§ Selected text
▬▬▬▬▬▬

After these failed attempts with the witch doctors, Bibb seemed to no longer believe in the superstition. He acknowledged that belief in such superstitions came with the lack of education slaves were provided.

=== Concern of being accused of exaggeration ===
In the last chapter of Bibb's narrative he expresses the fear that he will be accused of exaggerating his story. He clarified that none of his stories were exaggerated, and slavery is not something that could be exaggerated, because it was the peak of dread.

== Agent on the Underground Railroad ==
During Bibb's time as an agent for the Underground Railroad he lived in Detroit. Even though he lived in Detroit, his work with the Underground Railroad had him traveling back and forth from Detroit to Canada via the Detroit River often. Bibb's role with the Underground Railroad included crossing the river with some escapees, and meeting others on the other side of the river, in Canada. The details of Bibb's assistance in the Underground Railroad are available thanks to letters he wrote, and that were written about him while he was an agent. Further information was written by Bibb in his publications.

=== Letter from Elder Binga in the April 24, 1846 edition of Anti-Slavery Bugle ===
The letter speaks of the successful escape of a man named Lewis Richardson, and details the following. Bibb led Richardson (a native of Kentucky) across the Detroit River, to Canada. After Richardson was safely in Canada, Bibb celebrated his escape, and sang him the Fugitive's Triumph.

=== Letter from Henry Bibb to John Calkins ===
A letter which Henry Bibb wrote in Windsor on June 19, 1850, to a man named John Calkins has been saved in his original handwriting, and is available to read online.

▬▬▬▬▬▬

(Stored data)
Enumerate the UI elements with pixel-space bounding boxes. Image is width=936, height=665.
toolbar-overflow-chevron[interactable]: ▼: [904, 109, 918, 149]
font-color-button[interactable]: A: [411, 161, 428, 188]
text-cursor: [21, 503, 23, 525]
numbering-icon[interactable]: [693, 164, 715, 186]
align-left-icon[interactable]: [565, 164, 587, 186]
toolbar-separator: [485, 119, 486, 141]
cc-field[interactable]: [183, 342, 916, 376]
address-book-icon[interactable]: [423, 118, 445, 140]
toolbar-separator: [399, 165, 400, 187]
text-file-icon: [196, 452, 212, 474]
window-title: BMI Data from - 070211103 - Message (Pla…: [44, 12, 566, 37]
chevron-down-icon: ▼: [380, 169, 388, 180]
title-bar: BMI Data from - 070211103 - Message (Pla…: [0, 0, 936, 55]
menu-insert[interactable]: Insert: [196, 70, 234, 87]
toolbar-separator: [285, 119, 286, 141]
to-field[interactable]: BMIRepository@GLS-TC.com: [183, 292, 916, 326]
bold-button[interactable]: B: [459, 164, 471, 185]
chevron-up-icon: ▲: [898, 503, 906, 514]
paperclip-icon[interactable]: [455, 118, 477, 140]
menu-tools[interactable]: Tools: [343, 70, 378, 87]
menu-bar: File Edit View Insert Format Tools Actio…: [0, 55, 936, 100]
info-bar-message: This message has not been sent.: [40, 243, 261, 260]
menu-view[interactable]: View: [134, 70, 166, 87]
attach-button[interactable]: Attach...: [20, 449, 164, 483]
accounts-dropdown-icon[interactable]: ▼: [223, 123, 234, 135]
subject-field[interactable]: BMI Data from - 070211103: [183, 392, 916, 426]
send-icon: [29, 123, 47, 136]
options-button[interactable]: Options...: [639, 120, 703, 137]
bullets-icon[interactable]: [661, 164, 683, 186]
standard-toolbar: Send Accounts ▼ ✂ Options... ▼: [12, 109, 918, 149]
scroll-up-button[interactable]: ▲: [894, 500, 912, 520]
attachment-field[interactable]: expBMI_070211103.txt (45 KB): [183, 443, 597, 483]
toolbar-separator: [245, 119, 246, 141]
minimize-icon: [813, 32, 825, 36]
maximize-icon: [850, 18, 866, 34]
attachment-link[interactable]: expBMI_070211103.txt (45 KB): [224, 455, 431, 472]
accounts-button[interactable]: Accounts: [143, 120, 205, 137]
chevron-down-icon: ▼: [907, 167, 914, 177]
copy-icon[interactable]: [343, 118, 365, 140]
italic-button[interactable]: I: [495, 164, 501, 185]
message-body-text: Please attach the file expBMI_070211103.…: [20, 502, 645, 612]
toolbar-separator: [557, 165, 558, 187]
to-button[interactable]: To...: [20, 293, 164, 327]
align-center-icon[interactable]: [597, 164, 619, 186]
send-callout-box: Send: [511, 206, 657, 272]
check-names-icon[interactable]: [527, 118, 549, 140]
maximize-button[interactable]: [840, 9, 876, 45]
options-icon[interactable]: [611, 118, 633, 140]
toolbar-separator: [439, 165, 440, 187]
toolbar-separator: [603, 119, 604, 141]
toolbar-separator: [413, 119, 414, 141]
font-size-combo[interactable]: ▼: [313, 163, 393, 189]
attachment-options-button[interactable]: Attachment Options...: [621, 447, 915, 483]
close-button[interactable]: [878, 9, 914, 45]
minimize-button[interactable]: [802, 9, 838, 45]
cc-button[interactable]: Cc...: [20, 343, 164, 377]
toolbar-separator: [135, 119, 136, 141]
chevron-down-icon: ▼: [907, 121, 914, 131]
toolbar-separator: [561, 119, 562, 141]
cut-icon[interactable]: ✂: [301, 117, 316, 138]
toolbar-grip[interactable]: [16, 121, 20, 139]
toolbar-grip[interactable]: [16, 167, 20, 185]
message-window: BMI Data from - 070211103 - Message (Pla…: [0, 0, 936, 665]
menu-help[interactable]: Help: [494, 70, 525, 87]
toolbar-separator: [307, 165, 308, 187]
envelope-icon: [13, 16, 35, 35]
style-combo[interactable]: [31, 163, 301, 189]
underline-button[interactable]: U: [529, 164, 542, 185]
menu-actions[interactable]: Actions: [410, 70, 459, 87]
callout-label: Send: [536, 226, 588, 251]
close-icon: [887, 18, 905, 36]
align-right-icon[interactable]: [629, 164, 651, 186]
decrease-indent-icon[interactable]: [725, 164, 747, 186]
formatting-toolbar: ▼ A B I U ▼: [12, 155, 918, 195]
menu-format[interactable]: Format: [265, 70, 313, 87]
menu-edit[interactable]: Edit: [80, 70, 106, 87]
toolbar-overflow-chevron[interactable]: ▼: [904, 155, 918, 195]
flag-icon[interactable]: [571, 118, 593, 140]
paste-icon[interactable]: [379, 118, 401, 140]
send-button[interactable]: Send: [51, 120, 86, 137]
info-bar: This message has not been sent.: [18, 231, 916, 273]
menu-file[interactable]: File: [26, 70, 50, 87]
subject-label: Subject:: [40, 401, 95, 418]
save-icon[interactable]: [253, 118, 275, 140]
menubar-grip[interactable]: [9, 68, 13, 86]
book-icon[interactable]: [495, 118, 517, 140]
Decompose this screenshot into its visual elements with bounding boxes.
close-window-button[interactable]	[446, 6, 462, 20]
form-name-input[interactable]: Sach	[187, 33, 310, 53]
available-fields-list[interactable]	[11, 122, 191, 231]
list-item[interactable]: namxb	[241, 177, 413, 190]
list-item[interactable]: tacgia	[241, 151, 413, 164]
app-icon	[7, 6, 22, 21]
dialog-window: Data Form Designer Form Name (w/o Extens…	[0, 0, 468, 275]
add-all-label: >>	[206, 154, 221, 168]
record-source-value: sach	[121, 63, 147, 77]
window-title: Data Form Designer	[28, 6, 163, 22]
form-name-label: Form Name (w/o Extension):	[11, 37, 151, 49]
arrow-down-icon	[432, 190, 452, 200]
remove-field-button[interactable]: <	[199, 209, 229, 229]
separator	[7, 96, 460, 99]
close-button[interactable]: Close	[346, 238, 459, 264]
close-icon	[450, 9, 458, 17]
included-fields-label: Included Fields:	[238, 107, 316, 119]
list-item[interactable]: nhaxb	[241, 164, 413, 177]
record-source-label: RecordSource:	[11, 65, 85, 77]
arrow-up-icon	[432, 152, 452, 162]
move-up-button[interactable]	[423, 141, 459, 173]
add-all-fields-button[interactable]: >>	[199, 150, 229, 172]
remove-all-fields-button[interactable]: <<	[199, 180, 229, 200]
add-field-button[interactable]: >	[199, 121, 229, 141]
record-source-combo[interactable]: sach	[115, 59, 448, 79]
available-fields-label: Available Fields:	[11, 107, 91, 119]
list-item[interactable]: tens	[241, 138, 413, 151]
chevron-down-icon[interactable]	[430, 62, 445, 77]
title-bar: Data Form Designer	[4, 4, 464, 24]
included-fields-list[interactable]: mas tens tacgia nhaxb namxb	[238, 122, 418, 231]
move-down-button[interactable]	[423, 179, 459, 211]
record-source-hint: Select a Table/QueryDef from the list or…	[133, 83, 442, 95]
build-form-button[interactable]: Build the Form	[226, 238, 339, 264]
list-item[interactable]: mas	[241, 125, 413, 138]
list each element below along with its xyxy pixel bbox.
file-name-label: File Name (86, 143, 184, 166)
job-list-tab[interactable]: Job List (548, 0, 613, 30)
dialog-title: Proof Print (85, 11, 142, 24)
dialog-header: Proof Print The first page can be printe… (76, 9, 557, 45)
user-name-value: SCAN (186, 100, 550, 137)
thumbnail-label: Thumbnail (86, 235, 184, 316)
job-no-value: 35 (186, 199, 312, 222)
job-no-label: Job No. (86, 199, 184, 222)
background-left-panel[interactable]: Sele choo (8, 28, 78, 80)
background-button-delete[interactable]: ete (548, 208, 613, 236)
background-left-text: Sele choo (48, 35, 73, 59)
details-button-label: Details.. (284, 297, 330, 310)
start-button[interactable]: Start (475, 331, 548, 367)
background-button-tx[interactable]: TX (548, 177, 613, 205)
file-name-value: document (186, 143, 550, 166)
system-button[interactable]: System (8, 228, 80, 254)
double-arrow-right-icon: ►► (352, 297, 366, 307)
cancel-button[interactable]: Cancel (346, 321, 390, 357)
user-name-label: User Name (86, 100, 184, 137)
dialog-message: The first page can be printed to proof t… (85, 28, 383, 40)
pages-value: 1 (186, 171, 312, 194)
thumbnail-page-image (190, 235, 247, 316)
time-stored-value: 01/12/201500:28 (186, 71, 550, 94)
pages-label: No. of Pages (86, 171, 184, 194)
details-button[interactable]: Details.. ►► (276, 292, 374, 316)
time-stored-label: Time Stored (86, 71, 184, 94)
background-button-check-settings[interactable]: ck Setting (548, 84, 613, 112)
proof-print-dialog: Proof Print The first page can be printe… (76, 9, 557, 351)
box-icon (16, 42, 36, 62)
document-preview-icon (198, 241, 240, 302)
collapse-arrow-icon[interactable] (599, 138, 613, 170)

▬▬▬▬▬▬

§ Actions to take
1 – Using the Henry Bibb text, state yes or no for each statement with the quoted words that settle it: (a) Bibb lived in Canada during his time as an Underground Railroad agent; (b) Lewis Richardson was a native of Kentucky; (c) Bibb wrote his letter to John Calkins in Windsor.
2 – Carry on the Henry Bibb text from its final sentence.

§ Answers per task
1 –
(a) No: "During Bibb's time as an agent for the Underground Railroad he lived in Detroit."
(b) Yes: "Bibb led Richardson (a native of Kentucky) across the Detroit River, to Canada."
(c) Yes: "A letter which Henry Bibb wrote in Windsor on June 19, 1850, to a man named John Calkins"

2 –
This letter is three pages in length, and details his financial assistance to slaves whom were fleeing to Canada via the Underground Railroad. The letter proves Bibb's aid in the Underground Railroad.

== Appendix of The Life and Adventures of Henry Bibb ==
The appendix functions as a bibliography. In the appendix, Bibb includes letters as well as excerpts from the Voice of the Fugitive.

=== Letter from Henry Bibb to James G. Birney, written February 25, 1845 ===
Bibb writes to James G. Birney, an abolitionist who accused Bibb of not being truthful in his narrative. Bibb explains, in short, that he was telling the truth in his narrative, and that he appreciated Birney's honest review of his work. He acknowledged that his imperfect recollection of dates led Birney and others to believe he was not being honest. He told his intention of proving his honesty.

=== Henry Bibb's letters to his old master ===
Henry Bibb wrote two letters to Albert G. Sibley. One letter was written on September 23, 1852, and when he did not receive a response he wrote another letter on October 7 of that same year.

In the first letter Bibb tells Sibley that he is not a real Christian. Bibb also informs Sibley that his siblings which escaped from Sibley's plantation are now free with him in Canada. Bibb continues the letter addressing all of the horrendous acts associated with enslaving people, which go against the word of God.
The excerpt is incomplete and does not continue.